◆ Votre objectif ◆
Dans le récit sur Varanasi, que décident souvent de faire les gens à qui l'on demande son chemin ?

◆ Extrait fourni ◆

---------------

29 septembre 2013

ICITTE, C'EST PAS DISNEYLAND!



Dans la vieille ville de Varanasi, on se perd autant que dans un souk médiéval du Moyen Orient. Les rues tournent et retournent et chaque fois qu'on aboutit sur un gath*, je m'étonne d'avoir marché dans cette direction. Si on pouvait passer d'un gath à l'autre, ça serait facile, mais non. Le Ganga est trop haut, la plupart des gaths sont sous la boue qu'il a laissé après l'inondation ou encore sous ses flots.

On continue de se perdre pendant que le Ganga s'assèche tranquillement sous un soleil de plomb qui réchauffe l'atmosphère chaque jour que la pluie tombe pas. Gauche, gauche, droite, cul de sac! Droite, en haut, en dessous, gauche, cul de sac! On demande des directions à un et à l'autre. On à l'air crissement perdus, tellement, qu'ils décident souvent de nous reconduire à notre destination.

C'est pas parce que les rues sont larges comme deux culs de vaches qu'il en a moins. C'est seulement la densité qui augmente. La formule s'applique aussi aux ordures et aux piétons qui partagent le peu d'espace avec les motos, les vélos et les quêtteux. Je suis pas certain si c'est le facteur densité ou s'il y a vraiment plus de quêtteux ici qu'ailleurs.

---------------

◆ Données fournies ◆
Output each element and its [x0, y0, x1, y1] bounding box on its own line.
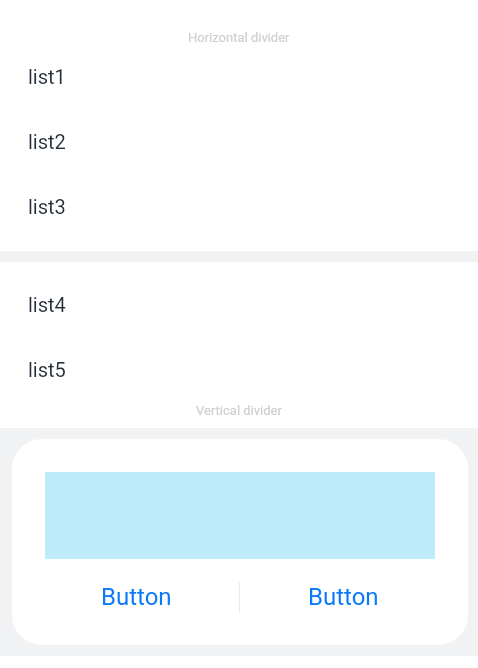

---------------

◆ Corrigé de l'exercice ◆
Ils décident souvent de les reconduire jusqu'à leur destination.